§ Supplied data:
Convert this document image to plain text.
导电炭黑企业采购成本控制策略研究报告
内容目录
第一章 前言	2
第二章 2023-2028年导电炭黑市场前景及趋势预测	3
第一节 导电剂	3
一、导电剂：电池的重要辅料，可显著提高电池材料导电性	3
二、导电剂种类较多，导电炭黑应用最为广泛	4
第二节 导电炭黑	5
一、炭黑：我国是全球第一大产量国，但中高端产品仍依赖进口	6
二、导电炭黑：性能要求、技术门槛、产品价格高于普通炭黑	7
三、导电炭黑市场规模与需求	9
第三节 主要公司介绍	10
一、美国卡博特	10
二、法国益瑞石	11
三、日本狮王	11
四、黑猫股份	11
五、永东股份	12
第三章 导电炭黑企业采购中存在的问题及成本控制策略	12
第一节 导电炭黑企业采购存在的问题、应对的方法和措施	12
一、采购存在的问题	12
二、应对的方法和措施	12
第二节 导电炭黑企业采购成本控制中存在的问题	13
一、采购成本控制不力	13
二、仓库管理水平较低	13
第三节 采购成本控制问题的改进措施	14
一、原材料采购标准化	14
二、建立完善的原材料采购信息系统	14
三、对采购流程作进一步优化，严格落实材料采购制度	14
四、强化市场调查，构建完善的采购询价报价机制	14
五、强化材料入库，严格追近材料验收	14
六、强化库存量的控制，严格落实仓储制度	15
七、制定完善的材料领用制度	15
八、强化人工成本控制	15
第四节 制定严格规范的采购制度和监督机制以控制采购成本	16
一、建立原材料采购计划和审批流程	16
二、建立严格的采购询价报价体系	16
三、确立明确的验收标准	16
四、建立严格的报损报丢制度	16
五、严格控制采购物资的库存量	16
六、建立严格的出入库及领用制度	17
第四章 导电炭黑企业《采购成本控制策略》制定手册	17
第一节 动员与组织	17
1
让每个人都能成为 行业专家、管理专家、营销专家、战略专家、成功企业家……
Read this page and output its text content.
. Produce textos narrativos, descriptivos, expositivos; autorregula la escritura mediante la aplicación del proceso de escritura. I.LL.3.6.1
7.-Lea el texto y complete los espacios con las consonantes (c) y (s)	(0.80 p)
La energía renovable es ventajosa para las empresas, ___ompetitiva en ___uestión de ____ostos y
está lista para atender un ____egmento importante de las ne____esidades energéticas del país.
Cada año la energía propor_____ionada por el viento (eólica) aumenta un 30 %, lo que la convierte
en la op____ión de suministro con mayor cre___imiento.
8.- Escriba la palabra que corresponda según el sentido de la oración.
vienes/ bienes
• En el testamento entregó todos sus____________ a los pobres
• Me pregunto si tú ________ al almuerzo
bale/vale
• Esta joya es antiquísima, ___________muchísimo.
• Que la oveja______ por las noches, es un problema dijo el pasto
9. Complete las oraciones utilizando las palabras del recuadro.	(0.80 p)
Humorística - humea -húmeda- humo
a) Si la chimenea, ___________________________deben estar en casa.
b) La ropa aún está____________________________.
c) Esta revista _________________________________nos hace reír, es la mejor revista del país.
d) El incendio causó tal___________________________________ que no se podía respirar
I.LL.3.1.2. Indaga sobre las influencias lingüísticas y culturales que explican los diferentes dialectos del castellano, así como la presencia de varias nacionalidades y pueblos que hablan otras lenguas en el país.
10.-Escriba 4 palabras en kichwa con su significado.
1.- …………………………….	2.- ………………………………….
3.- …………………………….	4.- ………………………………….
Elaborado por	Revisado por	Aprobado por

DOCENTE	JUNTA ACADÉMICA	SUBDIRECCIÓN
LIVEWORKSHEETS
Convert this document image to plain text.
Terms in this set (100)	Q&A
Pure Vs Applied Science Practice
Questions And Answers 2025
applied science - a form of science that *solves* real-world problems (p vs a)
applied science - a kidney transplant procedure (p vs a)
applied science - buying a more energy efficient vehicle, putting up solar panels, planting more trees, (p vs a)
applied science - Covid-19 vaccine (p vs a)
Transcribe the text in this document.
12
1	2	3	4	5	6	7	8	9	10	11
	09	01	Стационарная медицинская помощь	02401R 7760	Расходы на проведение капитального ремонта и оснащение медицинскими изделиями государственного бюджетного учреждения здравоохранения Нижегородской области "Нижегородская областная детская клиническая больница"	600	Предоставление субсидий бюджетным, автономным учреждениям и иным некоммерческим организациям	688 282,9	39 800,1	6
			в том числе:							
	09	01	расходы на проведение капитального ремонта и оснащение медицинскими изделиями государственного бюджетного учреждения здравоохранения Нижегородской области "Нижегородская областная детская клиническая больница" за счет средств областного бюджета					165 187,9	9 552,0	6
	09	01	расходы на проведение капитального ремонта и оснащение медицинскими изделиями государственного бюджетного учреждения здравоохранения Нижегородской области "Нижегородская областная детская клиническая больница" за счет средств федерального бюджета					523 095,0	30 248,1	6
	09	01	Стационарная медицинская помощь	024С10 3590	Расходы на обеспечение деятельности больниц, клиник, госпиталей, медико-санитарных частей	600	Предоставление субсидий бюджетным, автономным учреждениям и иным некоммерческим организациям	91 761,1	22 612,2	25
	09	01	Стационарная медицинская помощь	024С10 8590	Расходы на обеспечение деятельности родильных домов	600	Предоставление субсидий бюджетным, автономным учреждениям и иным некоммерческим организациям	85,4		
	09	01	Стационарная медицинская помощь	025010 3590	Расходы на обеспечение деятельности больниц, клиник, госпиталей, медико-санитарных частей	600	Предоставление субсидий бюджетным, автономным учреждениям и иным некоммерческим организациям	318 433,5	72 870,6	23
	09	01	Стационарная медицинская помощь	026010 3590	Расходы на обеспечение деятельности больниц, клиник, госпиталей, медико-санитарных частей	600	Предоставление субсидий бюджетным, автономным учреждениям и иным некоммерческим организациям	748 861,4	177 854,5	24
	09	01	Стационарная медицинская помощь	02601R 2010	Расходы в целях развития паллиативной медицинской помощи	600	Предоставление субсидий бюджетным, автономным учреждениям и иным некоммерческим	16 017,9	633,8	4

§ Prompt: Hand back the material above in full, exactly as written.

§ Exercise answer:
Convert this document image to plain text.
导电炭黑企业采购成本控制策略研究报告
内容目录
第一章 前言	2
第二章 2023-2028年导电炭黑市场前景及趋势预测	3
第一节 导电剂	3
一、导电剂：电池的重要辅料，可显著提高电池材料导电性	3
二、导电剂种类较多，导电炭黑应用最为广泛	4
第二节 导电炭黑	5
一、炭黑：我国是全球第一大产量国，但中高端产品仍依赖进口	6
二、导电炭黑：性能要求、技术门槛、产品价格高于普通炭黑	7
三、导电炭黑市场规模与需求	9
第三节 主要公司介绍	10
一、美国卡博特	10
二、法国益瑞石	11
三、日本狮王	11
四、黑猫股份	11
五、永东股份	12
第三章 导电炭黑企业采购中存在的问题及成本控制策略	12
第一节 导电炭黑企业采购存在的问题、应对的方法和措施	12
一、采购存在的问题	12
二、应对的方法和措施	12
第二节 导电炭黑企业采购成本控制中存在的问题	13
一、采购成本控制不力	13
二、仓库管理水平较低	13
第三节 采购成本控制问题的改进措施	14
一、原材料采购标准化	14
二、建立完善的原材料采购信息系统	14
三、对采购流程作进一步优化，严格落实材料采购制度	14
四、强化市场调查，构建完善的采购询价报价机制	14
五、强化材料入库，严格追近材料验收	14
六、强化库存量的控制，严格落实仓储制度	15
七、制定完善的材料领用制度	15
八、强化人工成本控制	15
第四节 制定严格规范的采购制度和监督机制以控制采购成本	16
一、建立原材料采购计划和审批流程	16
二、建立严格的采购询价报价体系	16
三、确立明确的验收标准	16
四、建立严格的报损报丢制度	16
五、严格控制采购物资的库存量	16
六、建立严格的出入库及领用制度	17
第四章 导电炭黑企业《采购成本控制策略》制定手册	17
第一节 动员与组织	17
1
让每个人都能成为 行业专家、管理专家、营销专家、战略专家、成功企业家……
Read this page and output its text content.
. Produce textos narrativos, descriptivos, expositivos; autorregula la escritura mediante la aplicación del proceso de escritura. I.LL.3.6.1
7.-Lea el texto y complete los espacios con las consonantes (c) y (s)	(0.80 p)
La energía renovable es ventajosa para las empresas, ___ompetitiva en ___uestión de ____ostos y
está lista para atender un ____egmento importante de las ne____esidades energéticas del país.
Cada año la energía propor_____ionada por el viento (eólica) aumenta un 30 %, lo que la convierte
en la op____ión de suministro con mayor cre___imiento.
8.- Escriba la palabra que corresponda según el sentido de la oración.
vienes/ bienes
• En el testamento entregó todos sus____________ a los pobres
• Me pregunto si tú ________ al almuerzo
bale/vale
• Esta joya es antiquísima, ___________muchísimo.
• Que la oveja______ por las noches, es un problema dijo el pasto
9. Complete las oraciones utilizando las palabras del recuadro.	(0.80 p)
Humorística - humea -húmeda- humo
a) Si la chimenea, ___________________________deben estar en casa.
b) La ropa aún está____________________________.
c) Esta revista _________________________________nos hace reír, es la mejor revista del país.
d) El incendio causó tal___________________________________ que no se podía respirar
I.LL.3.1.2. Indaga sobre las influencias lingüísticas y culturales que explican los diferentes dialectos del castellano, así como la presencia de varias nacionalidades y pueblos que hablan otras lenguas en el país.
10.-Escriba 4 palabras en kichwa con su significado.
1.- …………………………….	2.- ………………………………….
3.- …………………………….	4.- ………………………………….
Elaborado por	Revisado por	Aprobado por

DOCENTE	JUNTA ACADÉMICA	SUBDIRECCIÓN
LIVEWORKSHEETS
Convert this document image to plain text.
Terms in this set (100)	Q&A
Pure Vs Applied Science Practice
Questions And Answers 2025
applied science - a form of science that *solves* real-world problems (p vs a)
applied science - a kidney transplant procedure (p vs a)
applied science - buying a more energy efficient vehicle, putting up solar panels, planting more trees, (p vs a)
applied science - Covid-19 vaccine (p vs a)
Transcribe the text in this document.
12
1	2	3	4	5	6	7	8	9	10	11
	09	01	Стационарная медицинская помощь	02401R 7760	Расходы на проведение капитального ремонта и оснащение медицинскими изделиями государственного бюджетного учреждения здравоохранения Нижегородской области "Нижегородская областная детская клиническая больница"	600	Предоставление субсидий бюджетным, автономным учреждениям и иным некоммерческим организациям	688 282,9	39 800,1	6
			в том числе:							
	09	01	расходы на проведение капитального ремонта и оснащение медицинскими изделиями государственного бюджетного учреждения здравоохранения Нижегородской области "Нижегородская областная детская клиническая больница" за счет средств областного бюджета					165 187,9	9 552,0	6
	09	01	расходы на проведение капитального ремонта и оснащение медицинскими изделиями государственного бюджетного учреждения здравоохранения Нижегородской области "Нижегородская областная детская клиническая больница" за счет средств федерального бюджета					523 095,0	30 248,1	6
	09	01	Стационарная медицинская помощь	024С10 3590	Расходы на обеспечение деятельности больниц, клиник, госпиталей, медико-санитарных частей	600	Предоставление субсидий бюджетным, автономным учреждениям и иным некоммерческим организациям	91 761,1	22 612,2	25
	09	01	Стационарная медицинская помощь	024С10 8590	Расходы на обеспечение деятельности родильных домов	600	Предоставление субсидий бюджетным, автономным учреждениям и иным некоммерческим организациям	85,4		
	09	01	Стационарная медицинская помощь	025010 3590	Расходы на обеспечение деятельности больниц, клиник, госпиталей, медико-санитарных частей	600	Предоставление субсидий бюджетным, автономным учреждениям и иным некоммерческим организациям	318 433,5	72 870,6	23
	09	01	Стационарная медицинская помощь	026010 3590	Расходы на обеспечение деятельности больниц, клиник, госпиталей, медико-санитарных частей	600	Предоставление субсидий бюджетным, автономным учреждениям и иным некоммерческим организациям	748 861,4	177 854,5	24
	09	01	Стационарная медицинская помощь	02601R 2010	Расходы в целях развития паллиативной медицинской помощи	600	Предоставление субсидий бюджетным, автономным учреждениям и иным некоммерческим	16 017,9	633,8	4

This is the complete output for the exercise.